• **CHALLENGE**
Every entry below must appear again, exactly as written.

• **RECORD EXTRACTS**
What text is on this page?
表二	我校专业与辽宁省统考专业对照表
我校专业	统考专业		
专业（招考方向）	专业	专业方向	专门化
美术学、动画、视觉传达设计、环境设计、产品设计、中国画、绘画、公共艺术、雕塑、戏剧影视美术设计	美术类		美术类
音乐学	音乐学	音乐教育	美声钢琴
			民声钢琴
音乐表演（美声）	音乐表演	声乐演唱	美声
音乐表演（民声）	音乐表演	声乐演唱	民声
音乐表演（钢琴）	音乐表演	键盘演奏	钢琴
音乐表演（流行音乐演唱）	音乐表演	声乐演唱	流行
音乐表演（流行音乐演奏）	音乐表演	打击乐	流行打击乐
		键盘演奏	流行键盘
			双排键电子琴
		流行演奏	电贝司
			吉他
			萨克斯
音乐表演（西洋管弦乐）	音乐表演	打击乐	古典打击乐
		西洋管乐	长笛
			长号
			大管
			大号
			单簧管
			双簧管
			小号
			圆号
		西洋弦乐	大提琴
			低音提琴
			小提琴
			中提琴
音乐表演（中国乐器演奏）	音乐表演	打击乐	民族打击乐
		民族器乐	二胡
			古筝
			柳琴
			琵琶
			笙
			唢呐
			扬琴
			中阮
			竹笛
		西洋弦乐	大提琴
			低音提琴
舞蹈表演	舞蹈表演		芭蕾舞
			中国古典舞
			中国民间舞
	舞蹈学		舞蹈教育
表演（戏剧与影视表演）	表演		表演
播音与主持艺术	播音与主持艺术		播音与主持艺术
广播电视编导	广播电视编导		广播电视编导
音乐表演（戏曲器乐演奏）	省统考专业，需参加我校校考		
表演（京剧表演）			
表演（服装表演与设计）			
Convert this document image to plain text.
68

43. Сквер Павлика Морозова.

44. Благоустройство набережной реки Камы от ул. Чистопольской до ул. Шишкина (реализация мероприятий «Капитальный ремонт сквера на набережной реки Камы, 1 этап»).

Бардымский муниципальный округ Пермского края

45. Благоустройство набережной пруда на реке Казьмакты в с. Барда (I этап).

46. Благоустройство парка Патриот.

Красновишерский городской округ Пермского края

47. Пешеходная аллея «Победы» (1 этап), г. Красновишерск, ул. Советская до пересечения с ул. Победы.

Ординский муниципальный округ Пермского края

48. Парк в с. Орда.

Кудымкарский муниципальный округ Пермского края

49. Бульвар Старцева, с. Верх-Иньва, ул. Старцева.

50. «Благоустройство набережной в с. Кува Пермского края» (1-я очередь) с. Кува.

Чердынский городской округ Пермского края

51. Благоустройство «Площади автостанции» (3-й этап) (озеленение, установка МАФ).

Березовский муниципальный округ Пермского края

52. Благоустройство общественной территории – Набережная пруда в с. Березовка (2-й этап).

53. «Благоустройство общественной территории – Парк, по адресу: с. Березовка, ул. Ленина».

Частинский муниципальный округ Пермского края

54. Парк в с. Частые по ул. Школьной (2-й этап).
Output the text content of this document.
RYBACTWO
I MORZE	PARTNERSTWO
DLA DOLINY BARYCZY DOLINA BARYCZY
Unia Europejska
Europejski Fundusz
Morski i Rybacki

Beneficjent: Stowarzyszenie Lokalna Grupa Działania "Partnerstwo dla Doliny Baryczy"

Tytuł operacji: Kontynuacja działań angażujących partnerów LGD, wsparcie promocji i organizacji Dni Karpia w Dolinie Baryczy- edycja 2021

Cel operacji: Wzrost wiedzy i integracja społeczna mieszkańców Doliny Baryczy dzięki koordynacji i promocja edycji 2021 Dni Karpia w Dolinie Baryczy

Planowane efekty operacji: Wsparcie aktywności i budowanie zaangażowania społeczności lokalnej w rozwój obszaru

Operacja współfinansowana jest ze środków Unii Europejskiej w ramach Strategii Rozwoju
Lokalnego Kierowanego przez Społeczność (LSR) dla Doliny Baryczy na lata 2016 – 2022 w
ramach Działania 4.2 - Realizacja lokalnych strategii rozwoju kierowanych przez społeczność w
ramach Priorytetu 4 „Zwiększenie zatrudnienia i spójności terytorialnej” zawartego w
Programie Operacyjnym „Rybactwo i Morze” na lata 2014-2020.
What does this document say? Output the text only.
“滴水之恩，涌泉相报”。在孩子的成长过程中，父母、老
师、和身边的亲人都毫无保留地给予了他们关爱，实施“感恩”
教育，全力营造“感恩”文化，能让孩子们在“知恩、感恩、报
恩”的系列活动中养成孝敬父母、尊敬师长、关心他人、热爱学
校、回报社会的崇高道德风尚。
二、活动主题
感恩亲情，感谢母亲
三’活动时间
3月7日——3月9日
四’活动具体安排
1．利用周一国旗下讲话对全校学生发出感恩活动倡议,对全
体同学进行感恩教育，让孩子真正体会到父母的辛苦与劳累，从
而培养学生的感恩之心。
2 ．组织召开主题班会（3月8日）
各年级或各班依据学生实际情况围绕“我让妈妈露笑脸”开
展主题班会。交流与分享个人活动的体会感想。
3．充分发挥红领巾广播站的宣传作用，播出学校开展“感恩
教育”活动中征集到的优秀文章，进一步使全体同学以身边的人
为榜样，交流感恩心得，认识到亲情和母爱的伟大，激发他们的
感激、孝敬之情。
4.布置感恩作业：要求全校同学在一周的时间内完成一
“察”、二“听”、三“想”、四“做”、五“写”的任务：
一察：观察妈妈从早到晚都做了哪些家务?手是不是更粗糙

• **TASK RESPONSE**
What text is on this page?
表二	我校专业与辽宁省统考专业对照表
我校专业	统考专业		
专业（招考方向）	专业	专业方向	专门化
美术学、动画、视觉传达设计、环境设计、产品设计、中国画、绘画、公共艺术、雕塑、戏剧影视美术设计	美术类		美术类
音乐学	音乐学	音乐教育	美声钢琴
			民声钢琴
音乐表演（美声）	音乐表演	声乐演唱	美声
音乐表演（民声）	音乐表演	声乐演唱	民声
音乐表演（钢琴）	音乐表演	键盘演奏	钢琴
音乐表演（流行音乐演唱）	音乐表演	声乐演唱	流行
音乐表演（流行音乐演奏）	音乐表演	打击乐	流行打击乐
		键盘演奏	流行键盘
			双排键电子琴
		流行演奏	电贝司
			吉他
			萨克斯
音乐表演（西洋管弦乐）	音乐表演	打击乐	古典打击乐
		西洋管乐	长笛
			长号
			大管
			大号
			单簧管
			双簧管
			小号
			圆号
		西洋弦乐	大提琴
			低音提琴
			小提琴
			中提琴
音乐表演（中国乐器演奏）	音乐表演	打击乐	民族打击乐
		民族器乐	二胡
			古筝
			柳琴
			琵琶
			笙
			唢呐
			扬琴
			中阮
			竹笛
		西洋弦乐	大提琴
			低音提琴
舞蹈表演	舞蹈表演		芭蕾舞
			中国古典舞
			中国民间舞
	舞蹈学		舞蹈教育
表演（戏剧与影视表演）	表演		表演
播音与主持艺术	播音与主持艺术		播音与主持艺术
广播电视编导	广播电视编导		广播电视编导
音乐表演（戏曲器乐演奏）	省统考专业，需参加我校校考		
表演（京剧表演）			
表演（服装表演与设计）			
Convert this document image to plain text.
68

43. Сквер Павлика Морозова.

44. Благоустройство набережной реки Камы от ул. Чистопольской до ул. Шишкина (реализация мероприятий «Капитальный ремонт сквера на набережной реки Камы, 1 этап»).

Бардымский муниципальный округ Пермского края

45. Благоустройство набережной пруда на реке Казьмакты в с. Барда (I этап).

46. Благоустройство парка Патриот.

Красновишерский городской округ Пермского края

47. Пешеходная аллея «Победы» (1 этап), г. Красновишерск, ул. Советская до пересечения с ул. Победы.

Ординский муниципальный округ Пермского края

48. Парк в с. Орда.

Кудымкарский муниципальный округ Пермского края

49. Бульвар Старцева, с. Верх-Иньва, ул. Старцева.

50. «Благоустройство набережной в с. Кува Пермского края» (1-я очередь) с. Кува.

Чердынский городской округ Пермского края

51. Благоустройство «Площади автостанции» (3-й этап) (озеленение, установка МАФ).

Березовский муниципальный округ Пермского края

52. Благоустройство общественной территории – Набережная пруда в с. Березовка (2-й этап).

53. «Благоустройство общественной территории – Парк, по адресу: с. Березовка, ул. Ленина».

Частинский муниципальный округ Пермского края

54. Парк в с. Частые по ул. Школьной (2-й этап).
Output the text content of this document.
RYBACTWO
I MORZE	PARTNERSTWO
DLA DOLINY BARYCZY DOLINA BARYCZY
Unia Europejska
Europejski Fundusz
Morski i Rybacki

Beneficjent: Stowarzyszenie Lokalna Grupa Działania "Partnerstwo dla Doliny Baryczy"

Tytuł operacji: Kontynuacja działań angażujących partnerów LGD, wsparcie promocji i organizacji Dni Karpia w Dolinie Baryczy- edycja 2021

Cel operacji: Wzrost wiedzy i integracja społeczna mieszkańców Doliny Baryczy dzięki koordynacji i promocja edycji 2021 Dni Karpia w Dolinie Baryczy

Planowane efekty operacji: Wsparcie aktywności i budowanie zaangażowania społeczności lokalnej w rozwój obszaru

Operacja współfinansowana jest ze środków Unii Europejskiej w ramach Strategii Rozwoju
Lokalnego Kierowanego przez Społeczność (LSR) dla Doliny Baryczy na lata 2016 – 2022 w
ramach Działania 4.2 - Realizacja lokalnych strategii rozwoju kierowanych przez społeczność w
ramach Priorytetu 4 „Zwiększenie zatrudnienia i spójności terytorialnej” zawartego w
Programie Operacyjnym „Rybactwo i Morze” na lata 2014-2020.
What does this document say? Output the text only.
“滴水之恩，涌泉相报”。在孩子的成长过程中，父母、老
师、和身边的亲人都毫无保留地给予了他们关爱，实施“感恩”
教育，全力营造“感恩”文化，能让孩子们在“知恩、感恩、报
恩”的系列活动中养成孝敬父母、尊敬师长、关心他人、热爱学
校、回报社会的崇高道德风尚。
二、活动主题
感恩亲情，感谢母亲
三’活动时间
3月7日——3月9日
四’活动具体安排
1．利用周一国旗下讲话对全校学生发出感恩活动倡议,对全
体同学进行感恩教育，让孩子真正体会到父母的辛苦与劳累，从
而培养学生的感恩之心。
2 ．组织召开主题班会（3月8日）
各年级或各班依据学生实际情况围绕“我让妈妈露笑脸”开
展主题班会。交流与分享个人活动的体会感想。
3．充分发挥红领巾广播站的宣传作用，播出学校开展“感恩
教育”活动中征集到的优秀文章，进一步使全体同学以身边的人
为榜样，交流感恩心得，认识到亲情和母爱的伟大，激发他们的
感激、孝敬之情。
4.布置感恩作业：要求全校同学在一周的时间内完成一
“察”、二“听”、三“想”、四“做”、五“写”的任务：
一察：观察妈妈从早到晚都做了哪些家务?手是不是更粗糙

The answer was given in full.